Brief
Rewrite the material as a numbered list, from its first line through the line containing "armrest frame: top left", leaving out any blank lines.

Raw records
________________

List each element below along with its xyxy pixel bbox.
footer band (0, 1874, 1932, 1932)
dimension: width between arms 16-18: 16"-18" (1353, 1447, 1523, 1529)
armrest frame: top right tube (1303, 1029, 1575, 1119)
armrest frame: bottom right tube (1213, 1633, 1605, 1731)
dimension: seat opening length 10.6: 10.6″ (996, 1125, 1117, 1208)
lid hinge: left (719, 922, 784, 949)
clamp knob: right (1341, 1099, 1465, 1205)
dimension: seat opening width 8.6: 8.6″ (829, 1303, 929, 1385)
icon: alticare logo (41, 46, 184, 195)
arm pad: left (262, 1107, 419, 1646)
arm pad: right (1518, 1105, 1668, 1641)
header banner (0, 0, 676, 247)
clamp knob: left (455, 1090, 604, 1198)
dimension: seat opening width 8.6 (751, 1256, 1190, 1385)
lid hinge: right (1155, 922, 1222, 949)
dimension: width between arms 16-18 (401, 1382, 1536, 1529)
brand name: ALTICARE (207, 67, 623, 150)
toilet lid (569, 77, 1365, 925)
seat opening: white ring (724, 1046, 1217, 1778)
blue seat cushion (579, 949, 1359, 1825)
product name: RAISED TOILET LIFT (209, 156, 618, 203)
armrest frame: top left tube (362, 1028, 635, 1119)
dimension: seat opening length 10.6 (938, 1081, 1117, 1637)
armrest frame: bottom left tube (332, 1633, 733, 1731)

________________

Written answer
1. List each element below along with its xyxy pixel bbox.
2. footer band (0, 1874, 1932, 1932)
3. dimension: width between arms 16-18: 16"-18" (1353, 1447, 1523, 1529)
4. armrest frame: top right tube (1303, 1029, 1575, 1119)
5. armrest frame: bottom right tube (1213, 1633, 1605, 1731)
6. dimension: seat opening length 10.6: 10.6″ (996, 1125, 1117, 1208)
7. lid hinge: left (719, 922, 784, 949)
8. clamp knob: right (1341, 1099, 1465, 1205)
9. dimension: seat opening width 8.6: 8.6″ (829, 1303, 929, 1385)
10. icon: alticare logo (41, 46, 184, 195)
11. arm pad: left (262, 1107, 419, 1646)
12. arm pad: right (1518, 1105, 1668, 1641)
13. header banner (0, 0, 676, 247)
14. clamp knob: left (455, 1090, 604, 1198)
15. dimension: seat opening width 8.6 (751, 1256, 1190, 1385)
16. lid hinge: right (1155, 922, 1222, 949)
17. dimension: width between arms 16-18 (401, 1382, 1536, 1529)
18. brand name: ALTICARE (207, 67, 623, 150)
19. toilet lid (569, 77, 1365, 925)
20. seat opening: white ring (724, 1046, 1217, 1778)
21. blue seat cushion (579, 949, 1359, 1825)
22. product name: RAISED TOILET LIFT (209, 156, 618, 203)
23. armrest frame: top left tube (362, 1028, 635, 1119)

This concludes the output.